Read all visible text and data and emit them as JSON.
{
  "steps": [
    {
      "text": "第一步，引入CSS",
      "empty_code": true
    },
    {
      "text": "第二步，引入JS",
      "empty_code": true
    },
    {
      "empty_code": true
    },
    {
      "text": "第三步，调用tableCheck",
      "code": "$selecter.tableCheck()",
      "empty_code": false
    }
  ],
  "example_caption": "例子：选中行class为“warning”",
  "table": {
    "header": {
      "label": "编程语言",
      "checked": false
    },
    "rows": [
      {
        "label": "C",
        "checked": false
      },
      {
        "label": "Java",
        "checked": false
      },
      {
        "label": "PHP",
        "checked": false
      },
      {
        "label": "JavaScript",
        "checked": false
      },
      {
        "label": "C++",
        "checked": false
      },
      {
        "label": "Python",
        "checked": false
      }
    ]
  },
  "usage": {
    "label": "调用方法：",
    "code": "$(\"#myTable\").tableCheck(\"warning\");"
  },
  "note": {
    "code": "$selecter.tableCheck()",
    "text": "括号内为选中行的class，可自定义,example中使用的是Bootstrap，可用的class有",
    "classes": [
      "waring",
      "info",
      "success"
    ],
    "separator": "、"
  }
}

__Aim__: Retype the records that precede this task, keeping them exactly the same.

__Solution to this task__:
Read all visible text and data and emit them as JSON.
{
  "steps": [
    {
      "text": "第一步，引入CSS",
      "empty_code": true
    },
    {
      "text": "第二步，引入JS",
      "empty_code": true
    },
    {
      "empty_code": true
    },
    {
      "text": "第三步，调用tableCheck",
      "code": "$selecter.tableCheck()",
      "empty_code": false
    }
  ],
  "example_caption": "例子：选中行class为“warning”",
  "table": {
    "header": {
      "label": "编程语言",
      "checked": false
    },
    "rows": [
      {
        "label": "C",
        "checked": false
      },
      {
        "label": "Java",
        "checked": false
      },
      {
        "label": "PHP",
        "checked": false
      },
      {
        "label": "JavaScript",
        "checked": false
      },
      {
        "label": "C++",
        "checked": false
      },
      {
        "label": "Python",
        "checked": false
      }
    ]
  },
  "usage": {
    "label": "调用方法：",
    "code": "$(\"#myTable\").tableCheck(\"warning\");"
  },
  "note": {
    "code": "$selecter.tableCheck()",
    "text": "括号内为选中行的class，可自定义,example中使用的是Bootstrap，可用的class有",
    "classes": [
      "waring",
      "info",
      "success"
    ],
    "separator": "、"
  }
}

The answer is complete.